Figure data in JSON.
__________________________________________________

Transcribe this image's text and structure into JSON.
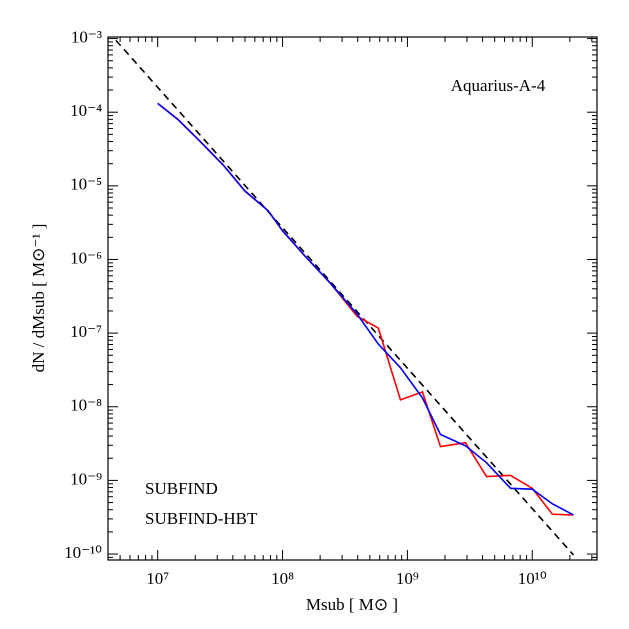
{
  "chart_data": {
    "type": "line",
    "annotation": "Aquarius-A-4",
    "xlabel": "Msub [ M⊙ ]",
    "ylabel": "dN / dMsub [ M⊙⁻¹ ]",
    "xscale": "log",
    "yscale": "log",
    "xlim": [
      4000000,
      33000000000
    ],
    "ylim": [
      0.00105,
      8.3e-11
    ],
    "xticks": [
      {
        "value": 10000000,
        "label": "10⁷"
      },
      {
        "value": 100000000,
        "label": "10⁸"
      },
      {
        "value": 1000000000,
        "label": "10⁹"
      },
      {
        "value": 10000000000,
        "label": "10¹⁰"
      }
    ],
    "yticks": [
      {
        "value": 0.001,
        "label": "10⁻³"
      },
      {
        "value": 0.0001,
        "label": "10⁻⁴"
      },
      {
        "value": 1e-05,
        "label": "10⁻⁵"
      },
      {
        "value": 1e-06,
        "label": "10⁻⁶"
      },
      {
        "value": 1e-07,
        "label": "10⁻⁷"
      },
      {
        "value": 1e-08,
        "label": "10⁻⁸"
      },
      {
        "value": 1e-09,
        "label": "10⁻⁹"
      },
      {
        "value": 1e-10,
        "label": "10⁻¹⁰"
      }
    ],
    "x": [
      10000000,
      14500000,
      21700000,
      33900000,
      50000000,
      76500000,
      100000000,
      150000000,
      239000000,
      396000000,
      585000000,
      880000000,
      1320000000,
      1840000000,
      2920000000,
      4300000000,
      6700000000,
      10000000000,
      14500000000,
      21400000000
    ],
    "series": [
      {
        "name": "SUBFIND",
        "color": "#ff0000",
        "values": [
          0.000132,
          8e-05,
          4.07e-05,
          1.87e-05,
          8.5e-06,
          4.6e-06,
          2.46e-06,
          1.13e-06,
          4.86e-07,
          1.69e-07,
          1.17e-07,
          1.24e-08,
          1.59e-08,
          2.88e-09,
          3.25e-09,
          1.13e-09,
          1.17e-09,
          7.8e-10,
          3.47e-10,
          3.4e-10
        ]
      },
      {
        "name": "SUBFIND-HBT",
        "color": "#0000ff",
        "values": [
          0.000132,
          8e-05,
          4.07e-05,
          1.87e-05,
          8.5e-06,
          4.6e-06,
          2.46e-06,
          1.13e-06,
          4.86e-07,
          1.81e-07,
          7.1e-08,
          3.38e-08,
          1.32e-08,
          4.2e-09,
          2.95e-09,
          1.74e-09,
          7.8e-10,
          7.6e-10,
          4.8e-10,
          3.4e-10
        ]
      }
    ],
    "reference_line": {
      "x": [
        4000000,
        21400000000
      ],
      "values": [
        0.00125,
        9.7e-11
      ],
      "color": "#000000",
      "dashed": true
    }
  }
}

__________________________________________________

EXERCISE GOAL.
Your task is an exact transcription of all the data, minus the pictures.

CORRECT ANSWER.
Transcribe this image's text and structure into JSON.
{
  "chart_data": {
    "type": "line",
    "annotation": "Aquarius-A-4",
    "xlabel": "Msub [ M⊙ ]",
    "ylabel": "dN / dMsub [ M⊙⁻¹ ]",
    "xscale": "log",
    "yscale": "log",
    "xlim": [
      4000000,
      33000000000
    ],
    "ylim": [
      0.00105,
      8.3e-11
    ],
    "xticks": [
      {
        "value": 10000000,
        "label": "10⁷"
      },
      {
        "value": 100000000,
        "label": "10⁸"
      },
      {
        "value": 1000000000,
        "label": "10⁹"
      },
      {
        "value": 10000000000,
        "label": "10¹⁰"
      }
    ],
    "yticks": [
      {
        "value": 0.001,
        "label": "10⁻³"
      },
      {
        "value": 0.0001,
        "label": "10⁻⁴"
      },
      {
        "value": 1e-05,
        "label": "10⁻⁵"
      },
      {
        "value": 1e-06,
        "label": "10⁻⁶"
      },
      {
        "value": 1e-07,
        "label": "10⁻⁷"
      },
      {
        "value": 1e-08,
        "label": "10⁻⁸"
      },
      {
        "value": 1e-09,
        "label": "10⁻⁹"
      },
      {
        "value": 1e-10,
        "label": "10⁻¹⁰"
      }
    ],
    "x": [
      10000000,
      14500000,
      21700000,
      33900000,
      50000000,
      76500000,
      100000000,
      150000000,
      239000000,
      396000000,
      585000000,
      880000000,
      1320000000,
      1840000000,
      2920000000,
      4300000000,
      6700000000,
      10000000000,
      14500000000,
      21400000000
    ],
    "series": [
      {
        "name": "SUBFIND",
        "color": "#ff0000",
        "values": [
          0.000132,
          8e-05,
          4.07e-05,
          1.87e-05,
          8.5e-06,
          4.6e-06,
          2.46e-06,
          1.13e-06,
          4.86e-07,
          1.69e-07,
          1.17e-07,
          1.24e-08,
          1.59e-08,
          2.88e-09,
          3.25e-09,
          1.13e-09,
          1.17e-09,
          7.8e-10,
          3.47e-10,
          3.4e-10
        ]
      },
      {
        "name": "SUBFIND-HBT",
        "color": "#0000ff",
        "values": [
          0.000132,
          8e-05,
          4.07e-05,
          1.87e-05,
          8.5e-06,
          4.6e-06,
          2.46e-06,
          1.13e-06,
          4.86e-07,
          1.81e-07,
          7.1e-08,
          3.38e-08,
          1.32e-08,
          4.2e-09,
          2.95e-09,
          1.74e-09,
          7.8e-10,
          7.6e-10,
          4.8e-10,
          3.4e-10
        ]
      }
    ],
    "reference_line": {
      "x": [
        4000000,
        21400000000
      ],
      "values": [
        0.00125,
        9.7e-11
      ],
      "color": "#000000",
      "dashed": true
    }
  }
}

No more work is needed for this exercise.